Content starts

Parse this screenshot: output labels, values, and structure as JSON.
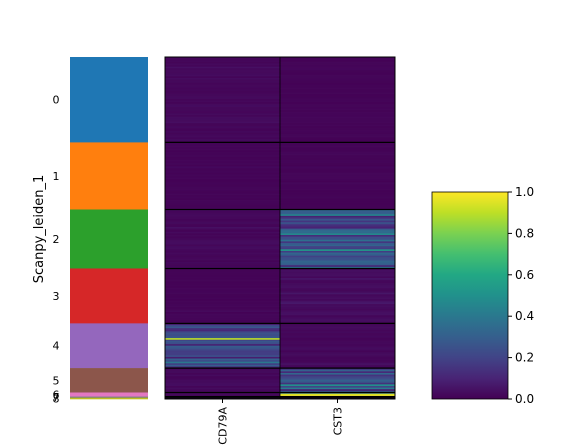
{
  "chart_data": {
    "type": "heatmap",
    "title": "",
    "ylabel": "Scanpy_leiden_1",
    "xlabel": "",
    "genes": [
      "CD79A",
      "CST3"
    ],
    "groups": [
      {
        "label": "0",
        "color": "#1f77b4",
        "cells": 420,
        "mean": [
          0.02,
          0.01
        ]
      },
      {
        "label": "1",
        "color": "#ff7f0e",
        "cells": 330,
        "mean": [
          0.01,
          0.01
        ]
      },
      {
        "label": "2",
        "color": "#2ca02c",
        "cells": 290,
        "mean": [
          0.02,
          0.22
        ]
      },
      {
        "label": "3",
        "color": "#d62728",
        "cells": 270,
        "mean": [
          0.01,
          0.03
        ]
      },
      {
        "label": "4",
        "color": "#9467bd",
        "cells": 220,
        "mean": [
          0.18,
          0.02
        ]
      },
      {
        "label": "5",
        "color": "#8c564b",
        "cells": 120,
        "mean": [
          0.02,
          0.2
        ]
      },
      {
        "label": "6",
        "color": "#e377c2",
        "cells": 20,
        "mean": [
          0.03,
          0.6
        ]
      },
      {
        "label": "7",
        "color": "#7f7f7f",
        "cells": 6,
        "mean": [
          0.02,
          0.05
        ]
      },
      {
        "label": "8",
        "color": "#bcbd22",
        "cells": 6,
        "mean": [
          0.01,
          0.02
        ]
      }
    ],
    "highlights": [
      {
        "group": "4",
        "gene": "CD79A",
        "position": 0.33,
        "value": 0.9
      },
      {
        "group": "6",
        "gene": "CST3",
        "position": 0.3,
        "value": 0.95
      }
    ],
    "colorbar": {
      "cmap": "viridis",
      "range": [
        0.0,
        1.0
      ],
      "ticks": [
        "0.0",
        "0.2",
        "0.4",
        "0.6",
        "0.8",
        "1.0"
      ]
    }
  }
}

Content ends

**What you are asked to do:** Your copy should match the records above word for word, but without images.

**Output below:**
Parse this screenshot: output labels, values, and structure as JSON.
{
  "chart_data": {
    "type": "heatmap",
    "title": "",
    "ylabel": "Scanpy_leiden_1",
    "xlabel": "",
    "genes": [
      "CD79A",
      "CST3"
    ],
    "groups": [
      {
        "label": "0",
        "color": "#1f77b4",
        "cells": 420,
        "mean": [
          0.02,
          0.01
        ]
      },
      {
        "label": "1",
        "color": "#ff7f0e",
        "cells": 330,
        "mean": [
          0.01,
          0.01
        ]
      },
      {
        "label": "2",
        "color": "#2ca02c",
        "cells": 290,
        "mean": [
          0.02,
          0.22
        ]
      },
      {
        "label": "3",
        "color": "#d62728",
        "cells": 270,
        "mean": [
          0.01,
          0.03
        ]
      },
      {
        "label": "4",
        "color": "#9467bd",
        "cells": 220,
        "mean": [
          0.18,
          0.02
        ]
      },
      {
        "label": "5",
        "color": "#8c564b",
        "cells": 120,
        "mean": [
          0.02,
          0.2
        ]
      },
      {
        "label": "6",
        "color": "#e377c2",
        "cells": 20,
        "mean": [
          0.03,
          0.6
        ]
      },
      {
        "label": "7",
        "color": "#7f7f7f",
        "cells": 6,
        "mean": [
          0.02,
          0.05
        ]
      },
      {
        "label": "8",
        "color": "#bcbd22",
        "cells": 6,
        "mean": [
          0.01,
          0.02
        ]
      }
    ],
    "highlights": [
      {
        "group": "4",
        "gene": "CD79A",
        "position": 0.33,
        "value": 0.9
      },
      {
        "group": "6",
        "gene": "CST3",
        "position": 0.3,
        "value": 0.95
      }
    ],
    "colorbar": {
      "cmap": "viridis",
      "range": [
        0.0,
        1.0
      ],
      "ticks": [
        "0.0",
        "0.2",
        "0.4",
        "0.6",
        "0.8",
        "1.0"
      ]
    }
  }
}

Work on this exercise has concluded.